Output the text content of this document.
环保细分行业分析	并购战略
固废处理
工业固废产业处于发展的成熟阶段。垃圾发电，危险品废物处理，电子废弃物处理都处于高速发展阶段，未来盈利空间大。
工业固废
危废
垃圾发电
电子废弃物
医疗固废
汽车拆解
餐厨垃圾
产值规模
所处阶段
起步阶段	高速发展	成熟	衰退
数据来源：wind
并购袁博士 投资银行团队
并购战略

###

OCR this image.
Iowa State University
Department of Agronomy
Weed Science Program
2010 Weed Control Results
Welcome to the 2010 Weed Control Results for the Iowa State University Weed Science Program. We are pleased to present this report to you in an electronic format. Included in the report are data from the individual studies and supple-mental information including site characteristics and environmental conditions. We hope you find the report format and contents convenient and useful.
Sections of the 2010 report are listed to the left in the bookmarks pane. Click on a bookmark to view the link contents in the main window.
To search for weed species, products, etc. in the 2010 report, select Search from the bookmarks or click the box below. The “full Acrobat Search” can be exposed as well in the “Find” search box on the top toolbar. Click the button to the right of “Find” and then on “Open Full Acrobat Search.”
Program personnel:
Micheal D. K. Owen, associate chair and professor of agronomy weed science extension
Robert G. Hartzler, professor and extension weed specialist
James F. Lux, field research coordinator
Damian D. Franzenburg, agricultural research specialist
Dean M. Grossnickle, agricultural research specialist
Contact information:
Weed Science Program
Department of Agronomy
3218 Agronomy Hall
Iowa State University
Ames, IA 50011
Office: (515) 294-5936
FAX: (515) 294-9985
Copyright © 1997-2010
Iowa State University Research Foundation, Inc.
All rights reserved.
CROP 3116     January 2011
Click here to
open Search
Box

###

What you should do
In the listing above, how many lines include the word "specialist"? Answer with the number and nothing more.

Completed exercise
3